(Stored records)
----
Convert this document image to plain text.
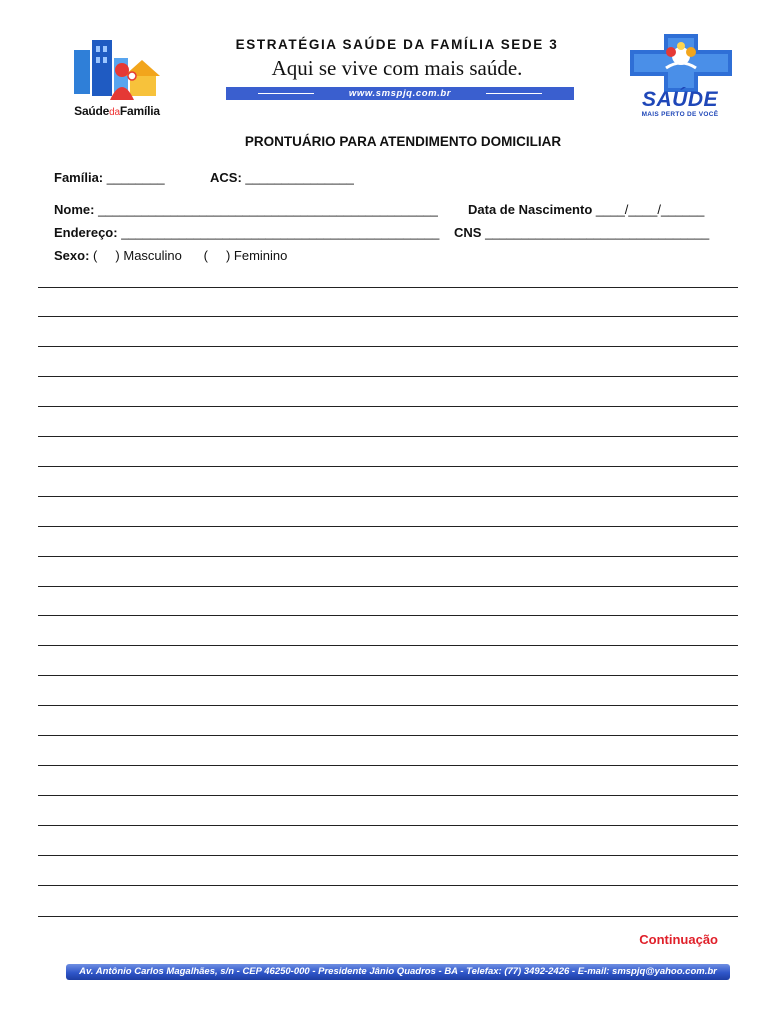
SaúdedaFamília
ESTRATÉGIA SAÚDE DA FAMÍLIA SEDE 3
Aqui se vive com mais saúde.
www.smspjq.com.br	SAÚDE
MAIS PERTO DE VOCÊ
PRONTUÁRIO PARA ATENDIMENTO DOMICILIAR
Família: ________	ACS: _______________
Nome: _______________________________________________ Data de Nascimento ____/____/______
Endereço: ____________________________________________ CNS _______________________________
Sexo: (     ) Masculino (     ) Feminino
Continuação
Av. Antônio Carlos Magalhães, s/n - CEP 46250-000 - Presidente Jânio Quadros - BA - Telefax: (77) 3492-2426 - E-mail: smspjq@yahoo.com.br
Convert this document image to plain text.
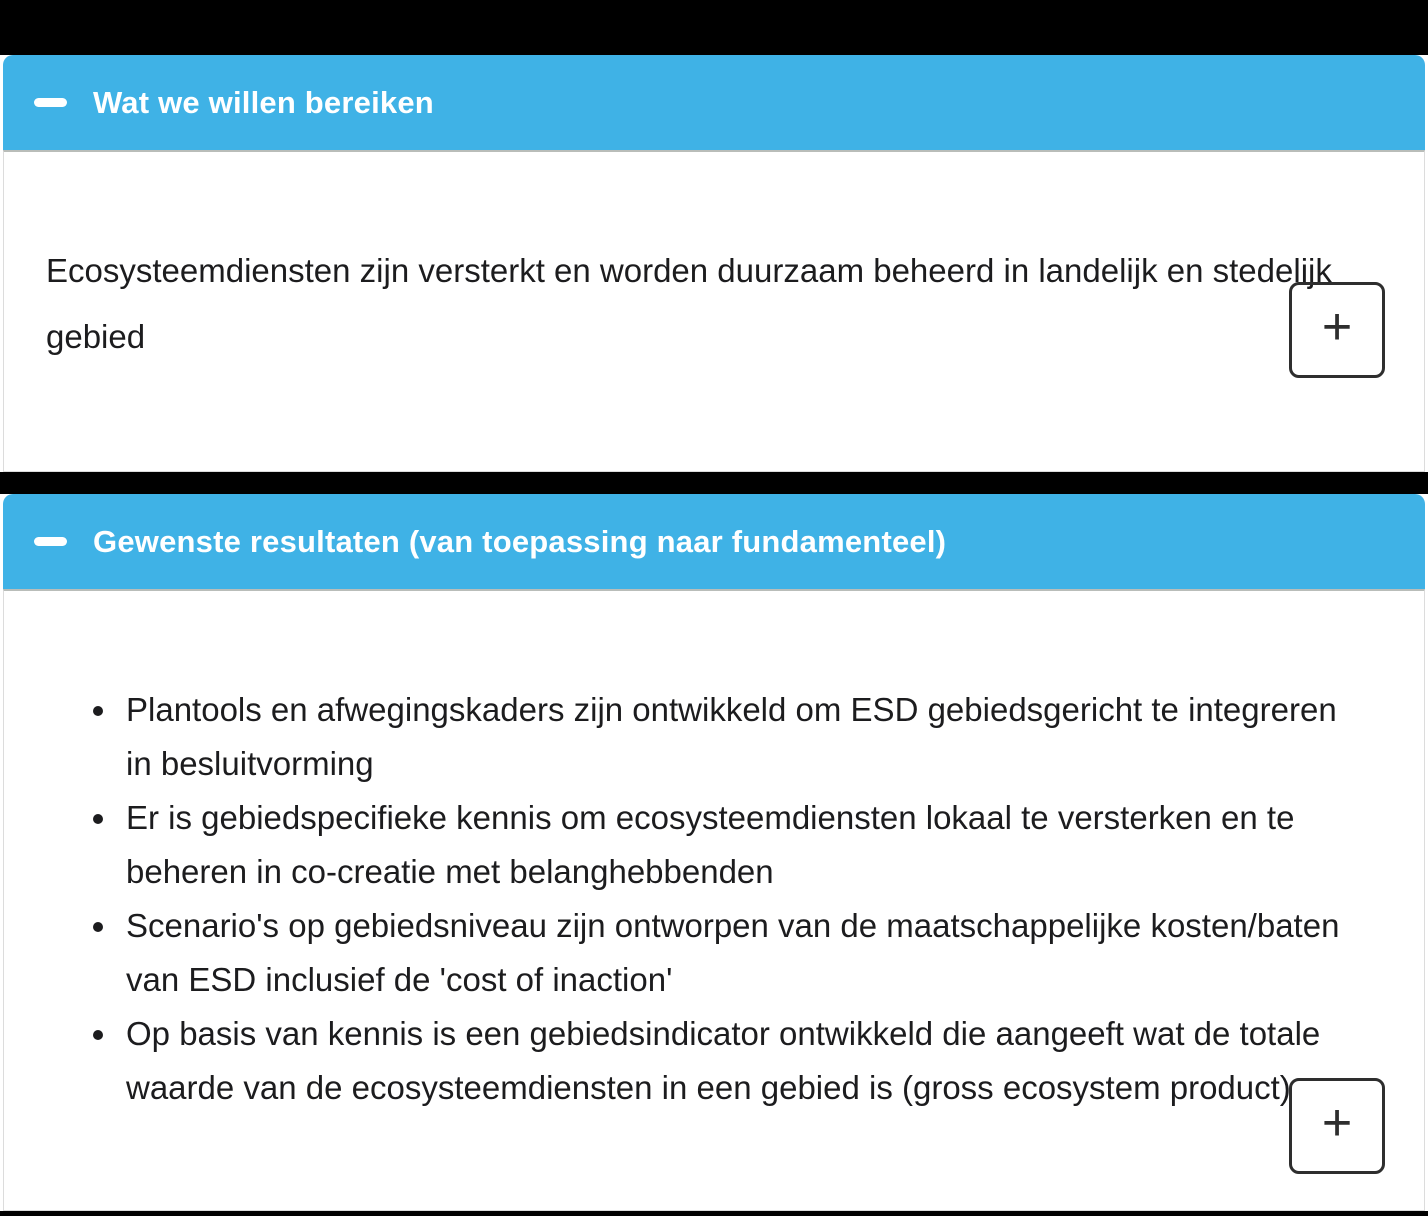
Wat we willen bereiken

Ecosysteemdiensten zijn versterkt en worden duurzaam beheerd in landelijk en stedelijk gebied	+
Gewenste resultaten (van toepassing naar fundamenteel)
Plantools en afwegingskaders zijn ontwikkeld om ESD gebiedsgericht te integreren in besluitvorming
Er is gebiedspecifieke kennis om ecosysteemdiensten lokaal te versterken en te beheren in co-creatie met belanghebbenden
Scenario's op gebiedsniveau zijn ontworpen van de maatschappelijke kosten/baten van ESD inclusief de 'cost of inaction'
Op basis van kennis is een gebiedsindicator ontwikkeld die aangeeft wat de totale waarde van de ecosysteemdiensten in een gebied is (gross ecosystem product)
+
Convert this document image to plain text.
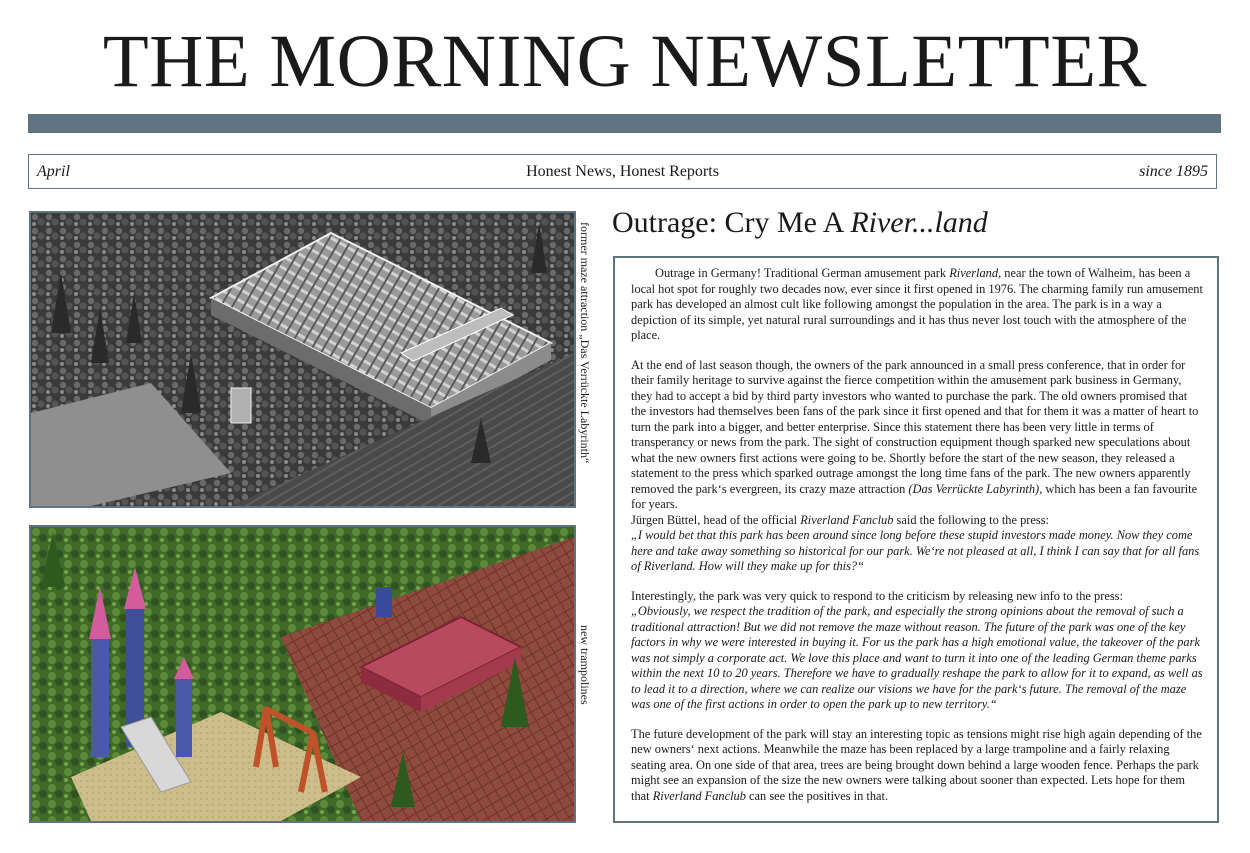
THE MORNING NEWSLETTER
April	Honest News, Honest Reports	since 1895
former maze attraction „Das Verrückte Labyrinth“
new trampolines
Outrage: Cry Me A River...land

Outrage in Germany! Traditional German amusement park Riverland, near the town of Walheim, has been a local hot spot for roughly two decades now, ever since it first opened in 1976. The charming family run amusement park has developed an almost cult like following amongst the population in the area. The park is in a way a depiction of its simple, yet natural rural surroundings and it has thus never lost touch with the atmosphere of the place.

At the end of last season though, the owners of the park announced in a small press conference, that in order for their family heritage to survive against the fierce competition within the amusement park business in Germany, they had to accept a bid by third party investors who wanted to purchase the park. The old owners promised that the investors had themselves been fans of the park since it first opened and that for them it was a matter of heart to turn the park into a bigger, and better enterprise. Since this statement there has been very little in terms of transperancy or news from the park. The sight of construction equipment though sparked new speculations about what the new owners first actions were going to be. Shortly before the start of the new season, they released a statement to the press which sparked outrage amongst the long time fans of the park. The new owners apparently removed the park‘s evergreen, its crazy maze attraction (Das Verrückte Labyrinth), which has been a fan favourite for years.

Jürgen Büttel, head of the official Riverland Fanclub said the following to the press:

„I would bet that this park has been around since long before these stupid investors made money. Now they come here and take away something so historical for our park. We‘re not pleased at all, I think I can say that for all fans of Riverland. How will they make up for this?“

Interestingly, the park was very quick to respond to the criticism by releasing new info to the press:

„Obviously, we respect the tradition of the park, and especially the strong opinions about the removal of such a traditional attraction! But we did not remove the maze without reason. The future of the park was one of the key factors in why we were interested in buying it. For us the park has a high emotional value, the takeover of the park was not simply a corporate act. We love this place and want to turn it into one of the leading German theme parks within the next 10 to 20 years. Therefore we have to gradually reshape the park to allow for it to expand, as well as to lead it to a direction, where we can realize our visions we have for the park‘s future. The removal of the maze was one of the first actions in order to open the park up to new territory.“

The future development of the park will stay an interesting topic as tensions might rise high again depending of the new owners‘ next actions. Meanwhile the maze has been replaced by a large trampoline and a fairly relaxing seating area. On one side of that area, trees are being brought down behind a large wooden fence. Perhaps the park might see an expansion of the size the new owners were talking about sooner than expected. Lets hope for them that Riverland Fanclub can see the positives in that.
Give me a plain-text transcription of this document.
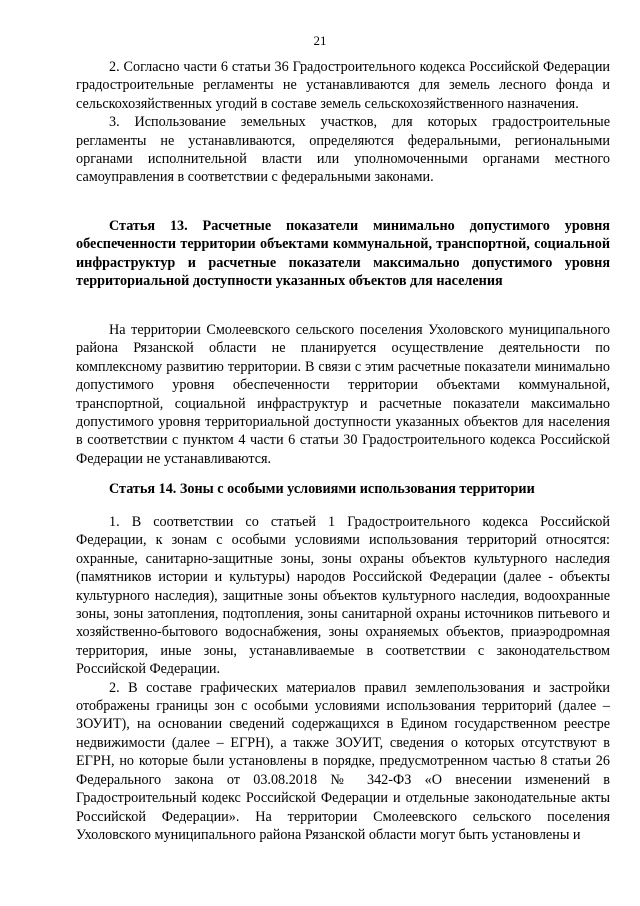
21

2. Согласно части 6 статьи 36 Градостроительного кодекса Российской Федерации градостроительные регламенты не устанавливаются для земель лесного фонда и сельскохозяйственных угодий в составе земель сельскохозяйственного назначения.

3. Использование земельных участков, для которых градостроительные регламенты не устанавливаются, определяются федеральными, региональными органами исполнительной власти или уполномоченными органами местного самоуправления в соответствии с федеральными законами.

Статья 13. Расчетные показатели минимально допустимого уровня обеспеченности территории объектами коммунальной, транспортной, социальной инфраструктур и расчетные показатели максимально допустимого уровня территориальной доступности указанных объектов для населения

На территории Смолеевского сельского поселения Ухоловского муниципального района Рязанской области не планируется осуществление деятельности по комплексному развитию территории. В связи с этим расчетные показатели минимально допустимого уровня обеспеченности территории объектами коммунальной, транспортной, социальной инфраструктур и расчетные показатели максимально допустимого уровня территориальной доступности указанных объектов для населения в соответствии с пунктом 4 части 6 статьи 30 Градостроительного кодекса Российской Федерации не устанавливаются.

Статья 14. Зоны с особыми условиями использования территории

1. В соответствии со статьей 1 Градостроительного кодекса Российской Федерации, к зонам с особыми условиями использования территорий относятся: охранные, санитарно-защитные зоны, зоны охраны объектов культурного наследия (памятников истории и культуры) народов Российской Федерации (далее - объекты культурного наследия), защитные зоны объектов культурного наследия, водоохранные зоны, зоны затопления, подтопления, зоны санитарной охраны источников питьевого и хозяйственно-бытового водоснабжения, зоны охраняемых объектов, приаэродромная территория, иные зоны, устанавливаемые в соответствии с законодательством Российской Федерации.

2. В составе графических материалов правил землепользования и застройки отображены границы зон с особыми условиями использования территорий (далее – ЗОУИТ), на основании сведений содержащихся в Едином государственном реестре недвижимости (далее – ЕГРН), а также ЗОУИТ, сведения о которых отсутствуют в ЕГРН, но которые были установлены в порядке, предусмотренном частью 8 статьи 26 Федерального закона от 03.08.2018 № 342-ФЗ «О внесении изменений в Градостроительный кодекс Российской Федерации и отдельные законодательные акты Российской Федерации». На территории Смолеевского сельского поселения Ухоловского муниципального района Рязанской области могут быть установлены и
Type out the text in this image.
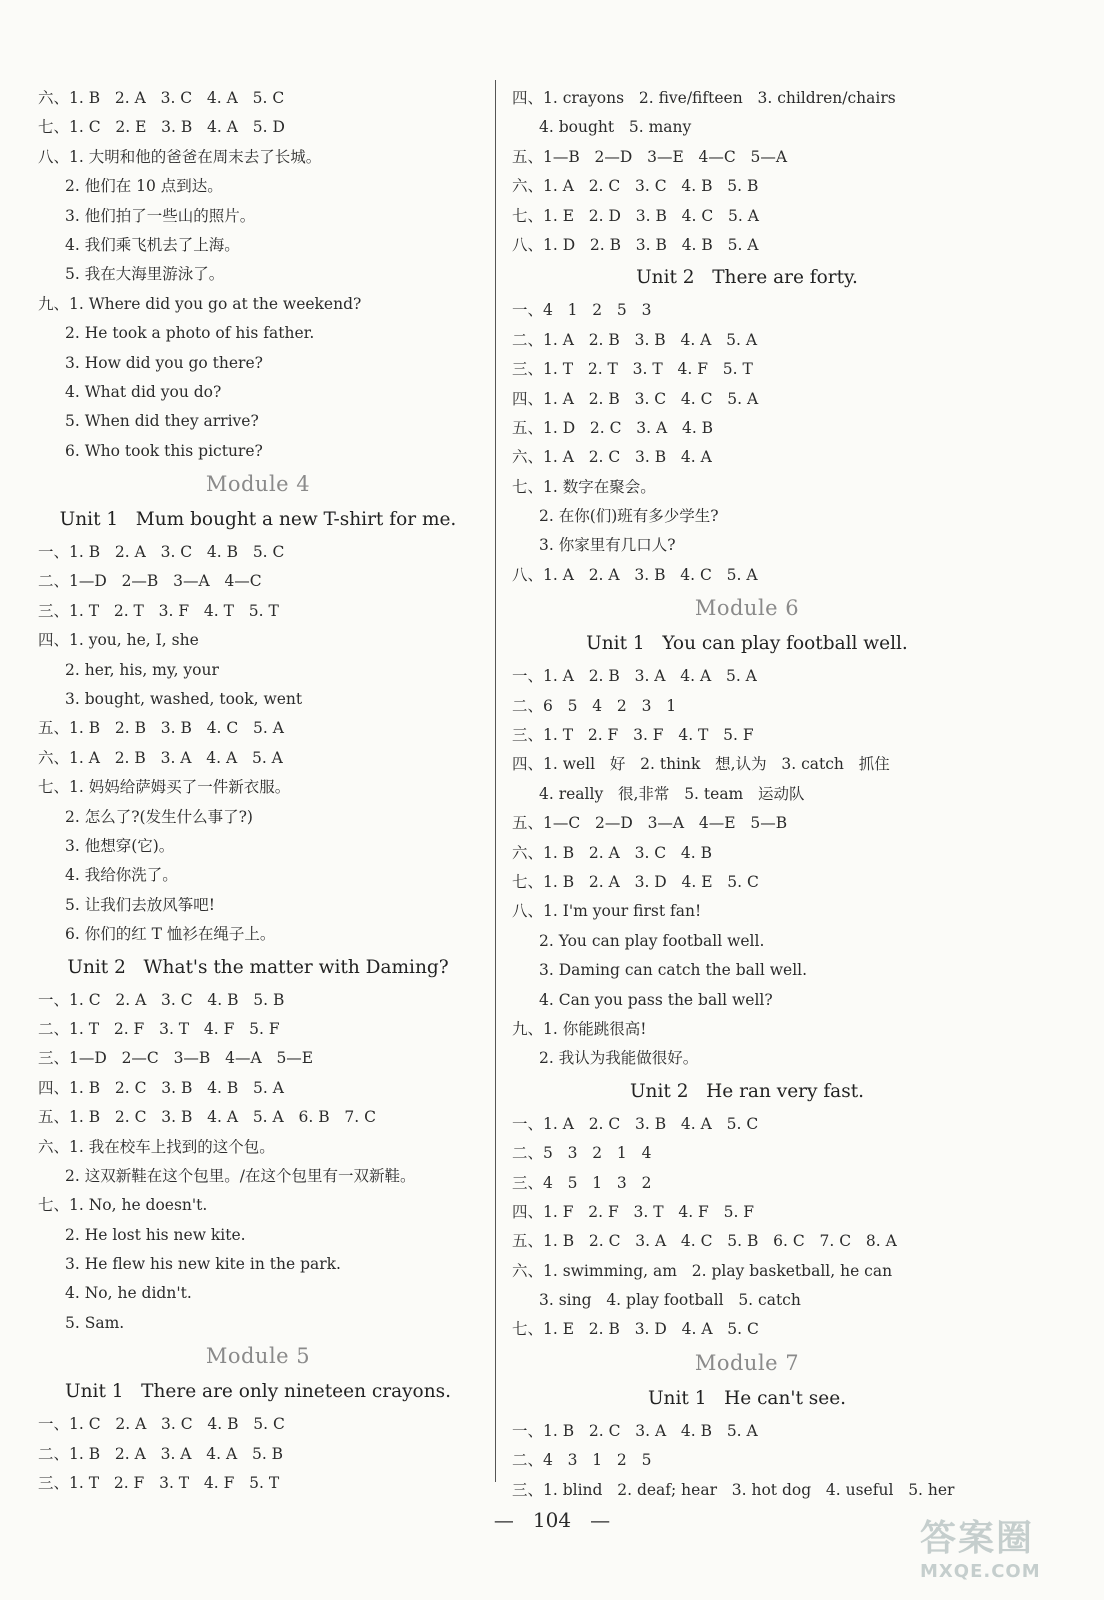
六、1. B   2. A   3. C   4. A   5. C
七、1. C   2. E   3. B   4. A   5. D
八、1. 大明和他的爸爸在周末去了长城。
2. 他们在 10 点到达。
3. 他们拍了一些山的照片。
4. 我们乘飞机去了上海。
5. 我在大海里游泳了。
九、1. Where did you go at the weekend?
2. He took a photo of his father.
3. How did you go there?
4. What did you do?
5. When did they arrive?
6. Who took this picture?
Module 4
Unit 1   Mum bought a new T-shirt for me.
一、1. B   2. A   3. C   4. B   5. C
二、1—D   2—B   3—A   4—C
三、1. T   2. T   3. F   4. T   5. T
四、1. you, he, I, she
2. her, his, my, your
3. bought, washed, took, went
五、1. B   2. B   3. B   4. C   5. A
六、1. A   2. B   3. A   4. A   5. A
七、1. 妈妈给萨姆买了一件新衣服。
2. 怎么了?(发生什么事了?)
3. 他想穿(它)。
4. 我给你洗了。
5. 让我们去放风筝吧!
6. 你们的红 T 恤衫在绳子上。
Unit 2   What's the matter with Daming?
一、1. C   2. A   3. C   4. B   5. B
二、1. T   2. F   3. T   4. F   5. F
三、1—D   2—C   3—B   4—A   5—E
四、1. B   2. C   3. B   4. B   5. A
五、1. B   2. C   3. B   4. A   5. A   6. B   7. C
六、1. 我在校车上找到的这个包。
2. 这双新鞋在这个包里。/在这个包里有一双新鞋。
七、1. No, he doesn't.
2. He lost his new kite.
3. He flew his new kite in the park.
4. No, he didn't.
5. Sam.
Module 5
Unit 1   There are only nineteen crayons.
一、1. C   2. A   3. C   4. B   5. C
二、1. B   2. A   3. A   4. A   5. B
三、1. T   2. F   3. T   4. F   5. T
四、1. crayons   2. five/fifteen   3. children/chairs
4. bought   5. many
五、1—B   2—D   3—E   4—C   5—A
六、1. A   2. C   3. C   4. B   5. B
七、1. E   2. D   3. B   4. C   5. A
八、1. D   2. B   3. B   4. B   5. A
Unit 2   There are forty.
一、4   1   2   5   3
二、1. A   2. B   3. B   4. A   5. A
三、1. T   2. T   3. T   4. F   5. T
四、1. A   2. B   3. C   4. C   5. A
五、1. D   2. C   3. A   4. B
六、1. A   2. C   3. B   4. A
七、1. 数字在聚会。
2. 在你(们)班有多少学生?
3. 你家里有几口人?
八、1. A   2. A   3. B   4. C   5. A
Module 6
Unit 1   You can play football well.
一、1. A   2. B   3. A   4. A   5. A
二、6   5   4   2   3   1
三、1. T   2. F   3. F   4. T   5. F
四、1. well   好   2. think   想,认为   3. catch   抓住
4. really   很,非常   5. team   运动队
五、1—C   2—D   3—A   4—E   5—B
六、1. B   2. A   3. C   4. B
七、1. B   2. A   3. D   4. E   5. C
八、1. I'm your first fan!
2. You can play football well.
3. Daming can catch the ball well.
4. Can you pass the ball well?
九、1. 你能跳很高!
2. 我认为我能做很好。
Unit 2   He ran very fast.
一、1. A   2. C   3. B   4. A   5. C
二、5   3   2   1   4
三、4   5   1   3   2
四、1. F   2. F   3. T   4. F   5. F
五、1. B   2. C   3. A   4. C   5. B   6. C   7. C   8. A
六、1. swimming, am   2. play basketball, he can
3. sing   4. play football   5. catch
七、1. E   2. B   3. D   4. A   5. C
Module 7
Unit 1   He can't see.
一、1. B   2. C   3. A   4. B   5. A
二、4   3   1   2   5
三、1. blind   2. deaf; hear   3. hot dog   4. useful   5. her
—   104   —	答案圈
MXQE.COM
----
EXERCISE DESCRIPTION: Report each line of the material above where the word "показатели" appears.

REPLY:
Статья 13. Расчетные показатели минимально допустимого уровня обеспеченности территории объектами коммунальной, транспортной, социальной инфраструктур и расчетные показатели максимально допустимого уровня территориальной доступности указанных объектов для населения
На территории Смолеевского сельского поселения Ухоловского муниципального района Рязанской области не планируется осуществление деятельности по комплексному развитию территории. В связи с этим расчетные показатели минимально допустимого уровня обеспеченности территории объектами коммунальной, транспортной, социальной инфраструктур и расчетные показатели максимально допустимого уровня территориальной доступности указанных объектов для населения в соответствии с пунктом 4 части 6 статьи 30 Градостроительного кодекса Российской Федерации не устанавливаются.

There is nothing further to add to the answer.